[Entries from a dataset]
%%
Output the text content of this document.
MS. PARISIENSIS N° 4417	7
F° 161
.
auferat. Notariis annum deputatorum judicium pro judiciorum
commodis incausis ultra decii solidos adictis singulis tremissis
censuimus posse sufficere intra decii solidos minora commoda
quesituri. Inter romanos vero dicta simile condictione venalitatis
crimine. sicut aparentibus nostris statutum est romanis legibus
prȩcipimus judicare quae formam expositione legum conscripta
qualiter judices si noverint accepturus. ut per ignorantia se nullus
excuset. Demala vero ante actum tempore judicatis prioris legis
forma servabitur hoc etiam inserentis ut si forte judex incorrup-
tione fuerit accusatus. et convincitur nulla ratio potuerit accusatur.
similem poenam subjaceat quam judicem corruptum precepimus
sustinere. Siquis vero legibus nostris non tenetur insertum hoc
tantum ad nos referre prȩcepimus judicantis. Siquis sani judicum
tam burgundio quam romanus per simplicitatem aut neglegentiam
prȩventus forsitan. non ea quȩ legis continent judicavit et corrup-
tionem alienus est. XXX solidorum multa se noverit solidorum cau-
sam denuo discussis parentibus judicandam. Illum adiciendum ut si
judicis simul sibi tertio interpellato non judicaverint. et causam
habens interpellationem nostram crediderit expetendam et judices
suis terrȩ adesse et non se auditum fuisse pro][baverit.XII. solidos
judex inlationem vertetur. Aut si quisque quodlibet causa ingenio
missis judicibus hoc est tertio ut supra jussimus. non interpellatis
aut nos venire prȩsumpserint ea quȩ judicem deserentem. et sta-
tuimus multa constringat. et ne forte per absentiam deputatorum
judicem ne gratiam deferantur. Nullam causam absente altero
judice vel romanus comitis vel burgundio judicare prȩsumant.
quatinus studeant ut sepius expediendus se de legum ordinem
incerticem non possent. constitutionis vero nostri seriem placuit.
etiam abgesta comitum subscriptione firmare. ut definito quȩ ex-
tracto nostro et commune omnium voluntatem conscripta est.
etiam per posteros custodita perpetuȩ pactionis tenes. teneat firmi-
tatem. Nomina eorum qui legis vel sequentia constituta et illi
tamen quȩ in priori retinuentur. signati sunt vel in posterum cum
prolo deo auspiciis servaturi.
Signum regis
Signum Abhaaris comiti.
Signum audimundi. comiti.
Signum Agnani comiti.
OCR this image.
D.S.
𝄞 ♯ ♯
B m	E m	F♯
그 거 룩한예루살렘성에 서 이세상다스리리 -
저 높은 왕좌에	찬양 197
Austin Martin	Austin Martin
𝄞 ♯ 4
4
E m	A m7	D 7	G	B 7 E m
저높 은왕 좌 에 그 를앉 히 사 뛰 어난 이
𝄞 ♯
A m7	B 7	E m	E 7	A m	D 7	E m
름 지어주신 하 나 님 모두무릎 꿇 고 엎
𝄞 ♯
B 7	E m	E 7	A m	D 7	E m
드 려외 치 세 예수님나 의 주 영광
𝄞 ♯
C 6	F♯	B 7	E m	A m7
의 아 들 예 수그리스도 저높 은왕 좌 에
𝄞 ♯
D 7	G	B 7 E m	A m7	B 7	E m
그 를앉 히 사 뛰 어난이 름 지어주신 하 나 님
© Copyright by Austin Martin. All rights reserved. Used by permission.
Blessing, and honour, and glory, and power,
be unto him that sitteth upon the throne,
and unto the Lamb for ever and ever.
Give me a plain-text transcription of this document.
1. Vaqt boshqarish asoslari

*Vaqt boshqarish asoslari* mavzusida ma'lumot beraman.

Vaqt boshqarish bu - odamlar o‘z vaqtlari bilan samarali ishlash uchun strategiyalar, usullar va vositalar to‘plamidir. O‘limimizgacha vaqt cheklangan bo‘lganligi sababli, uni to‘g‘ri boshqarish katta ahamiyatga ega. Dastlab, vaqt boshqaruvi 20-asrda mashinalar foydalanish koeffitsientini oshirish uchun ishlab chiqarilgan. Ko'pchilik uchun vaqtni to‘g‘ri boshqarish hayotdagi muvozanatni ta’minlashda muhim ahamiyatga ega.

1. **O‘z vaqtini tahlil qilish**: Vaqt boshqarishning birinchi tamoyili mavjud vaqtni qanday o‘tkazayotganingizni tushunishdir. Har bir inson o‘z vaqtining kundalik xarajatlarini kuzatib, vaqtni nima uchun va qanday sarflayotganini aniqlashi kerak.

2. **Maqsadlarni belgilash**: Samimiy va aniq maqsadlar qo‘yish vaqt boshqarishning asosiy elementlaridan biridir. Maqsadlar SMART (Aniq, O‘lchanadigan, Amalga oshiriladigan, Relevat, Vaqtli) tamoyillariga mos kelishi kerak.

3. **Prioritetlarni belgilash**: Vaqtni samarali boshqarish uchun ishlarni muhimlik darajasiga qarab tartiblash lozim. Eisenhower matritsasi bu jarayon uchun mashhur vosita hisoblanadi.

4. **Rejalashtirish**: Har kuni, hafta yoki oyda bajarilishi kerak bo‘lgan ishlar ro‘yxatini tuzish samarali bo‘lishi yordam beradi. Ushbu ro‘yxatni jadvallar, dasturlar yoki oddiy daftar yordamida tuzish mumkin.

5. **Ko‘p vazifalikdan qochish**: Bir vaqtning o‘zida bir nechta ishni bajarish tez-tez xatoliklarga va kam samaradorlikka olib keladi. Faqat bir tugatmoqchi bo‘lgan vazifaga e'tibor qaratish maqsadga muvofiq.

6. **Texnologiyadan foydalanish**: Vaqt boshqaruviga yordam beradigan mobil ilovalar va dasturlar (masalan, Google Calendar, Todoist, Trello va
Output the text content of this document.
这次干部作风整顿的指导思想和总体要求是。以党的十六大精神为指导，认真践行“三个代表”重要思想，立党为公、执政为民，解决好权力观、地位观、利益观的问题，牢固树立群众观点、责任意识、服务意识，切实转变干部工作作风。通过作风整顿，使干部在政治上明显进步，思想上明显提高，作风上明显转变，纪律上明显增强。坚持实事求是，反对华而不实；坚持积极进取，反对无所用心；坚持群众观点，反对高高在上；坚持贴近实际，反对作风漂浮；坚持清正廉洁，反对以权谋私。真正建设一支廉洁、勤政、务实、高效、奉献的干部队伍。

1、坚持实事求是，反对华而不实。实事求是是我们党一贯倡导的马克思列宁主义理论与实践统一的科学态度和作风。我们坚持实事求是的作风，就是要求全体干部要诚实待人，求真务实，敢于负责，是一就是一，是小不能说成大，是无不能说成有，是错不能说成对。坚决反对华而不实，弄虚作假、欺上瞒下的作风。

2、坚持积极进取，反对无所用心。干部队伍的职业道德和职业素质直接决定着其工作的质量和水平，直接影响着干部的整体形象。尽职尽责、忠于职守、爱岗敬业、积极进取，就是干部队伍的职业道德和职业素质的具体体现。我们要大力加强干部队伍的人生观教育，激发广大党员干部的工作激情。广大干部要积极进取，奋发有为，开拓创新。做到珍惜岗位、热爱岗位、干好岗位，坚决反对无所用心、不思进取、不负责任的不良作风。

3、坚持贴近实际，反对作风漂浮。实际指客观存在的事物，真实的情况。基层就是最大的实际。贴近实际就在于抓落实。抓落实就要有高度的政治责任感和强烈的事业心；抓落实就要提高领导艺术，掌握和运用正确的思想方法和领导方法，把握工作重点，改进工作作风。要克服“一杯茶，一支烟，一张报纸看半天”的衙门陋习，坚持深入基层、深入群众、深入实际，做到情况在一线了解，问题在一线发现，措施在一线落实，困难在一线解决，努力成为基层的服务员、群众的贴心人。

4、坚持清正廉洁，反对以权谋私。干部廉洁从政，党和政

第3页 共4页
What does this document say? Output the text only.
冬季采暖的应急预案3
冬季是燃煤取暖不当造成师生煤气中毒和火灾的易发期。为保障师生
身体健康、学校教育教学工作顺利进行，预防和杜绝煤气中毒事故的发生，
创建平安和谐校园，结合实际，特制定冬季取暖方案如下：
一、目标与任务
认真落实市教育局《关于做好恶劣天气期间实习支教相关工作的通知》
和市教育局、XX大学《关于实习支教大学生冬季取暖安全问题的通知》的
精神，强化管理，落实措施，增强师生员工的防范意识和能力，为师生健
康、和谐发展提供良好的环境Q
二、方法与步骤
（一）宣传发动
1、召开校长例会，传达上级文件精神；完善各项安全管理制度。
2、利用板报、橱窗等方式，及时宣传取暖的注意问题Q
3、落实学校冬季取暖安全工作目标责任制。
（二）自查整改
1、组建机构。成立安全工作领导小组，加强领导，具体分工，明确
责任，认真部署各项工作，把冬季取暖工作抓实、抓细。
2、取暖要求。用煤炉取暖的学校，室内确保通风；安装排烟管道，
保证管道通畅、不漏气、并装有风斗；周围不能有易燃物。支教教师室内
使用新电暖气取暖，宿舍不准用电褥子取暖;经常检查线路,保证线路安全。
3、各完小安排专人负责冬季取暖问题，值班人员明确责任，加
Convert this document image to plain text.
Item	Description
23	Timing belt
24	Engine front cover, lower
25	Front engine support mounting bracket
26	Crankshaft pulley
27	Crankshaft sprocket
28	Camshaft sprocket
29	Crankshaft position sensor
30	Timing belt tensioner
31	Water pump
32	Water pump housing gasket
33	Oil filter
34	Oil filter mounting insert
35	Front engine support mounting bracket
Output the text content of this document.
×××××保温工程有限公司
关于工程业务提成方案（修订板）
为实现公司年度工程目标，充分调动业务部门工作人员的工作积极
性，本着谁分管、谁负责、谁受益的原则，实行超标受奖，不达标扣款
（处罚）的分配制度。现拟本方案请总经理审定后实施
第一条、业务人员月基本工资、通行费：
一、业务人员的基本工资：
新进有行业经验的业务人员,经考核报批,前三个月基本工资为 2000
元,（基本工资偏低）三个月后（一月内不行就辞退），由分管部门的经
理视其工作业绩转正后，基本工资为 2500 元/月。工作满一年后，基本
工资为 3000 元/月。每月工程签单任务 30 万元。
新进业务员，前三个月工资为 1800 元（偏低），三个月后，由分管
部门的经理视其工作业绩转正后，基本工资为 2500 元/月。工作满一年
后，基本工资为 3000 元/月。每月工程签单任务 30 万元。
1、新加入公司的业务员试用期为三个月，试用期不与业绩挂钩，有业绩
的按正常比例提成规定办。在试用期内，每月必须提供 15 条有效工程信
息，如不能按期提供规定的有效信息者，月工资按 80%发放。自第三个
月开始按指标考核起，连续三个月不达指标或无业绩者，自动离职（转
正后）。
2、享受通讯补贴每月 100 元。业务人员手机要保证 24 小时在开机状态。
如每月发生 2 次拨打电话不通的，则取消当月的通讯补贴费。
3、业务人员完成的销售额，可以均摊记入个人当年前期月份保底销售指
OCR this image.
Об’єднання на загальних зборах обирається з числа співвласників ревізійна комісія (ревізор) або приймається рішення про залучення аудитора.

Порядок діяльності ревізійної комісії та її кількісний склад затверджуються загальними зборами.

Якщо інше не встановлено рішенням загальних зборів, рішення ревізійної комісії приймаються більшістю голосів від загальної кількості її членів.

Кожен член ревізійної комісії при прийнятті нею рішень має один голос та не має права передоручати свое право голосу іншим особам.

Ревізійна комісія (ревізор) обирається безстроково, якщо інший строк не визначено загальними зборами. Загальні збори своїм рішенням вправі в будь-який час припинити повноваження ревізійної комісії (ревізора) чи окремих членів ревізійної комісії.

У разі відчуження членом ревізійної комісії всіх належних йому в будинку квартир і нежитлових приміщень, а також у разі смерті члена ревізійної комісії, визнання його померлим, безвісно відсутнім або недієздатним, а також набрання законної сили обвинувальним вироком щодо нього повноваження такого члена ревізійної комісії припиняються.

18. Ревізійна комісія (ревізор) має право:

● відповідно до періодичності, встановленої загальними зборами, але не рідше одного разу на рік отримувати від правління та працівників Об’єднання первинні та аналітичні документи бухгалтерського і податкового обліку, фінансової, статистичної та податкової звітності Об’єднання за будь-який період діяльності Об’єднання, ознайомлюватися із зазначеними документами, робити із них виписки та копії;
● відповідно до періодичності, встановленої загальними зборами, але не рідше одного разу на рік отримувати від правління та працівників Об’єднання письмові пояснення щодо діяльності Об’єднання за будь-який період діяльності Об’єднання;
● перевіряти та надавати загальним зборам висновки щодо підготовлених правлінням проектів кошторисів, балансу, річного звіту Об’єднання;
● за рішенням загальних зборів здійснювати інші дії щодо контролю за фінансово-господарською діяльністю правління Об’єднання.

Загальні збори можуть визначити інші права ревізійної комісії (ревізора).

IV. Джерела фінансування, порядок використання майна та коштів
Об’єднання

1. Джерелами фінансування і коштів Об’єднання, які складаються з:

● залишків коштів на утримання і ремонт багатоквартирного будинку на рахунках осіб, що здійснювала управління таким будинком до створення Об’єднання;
%%
Set problem: The word "Timing" appears in how many lines of the data? Answer with only the number.

Answer for this exercise: 2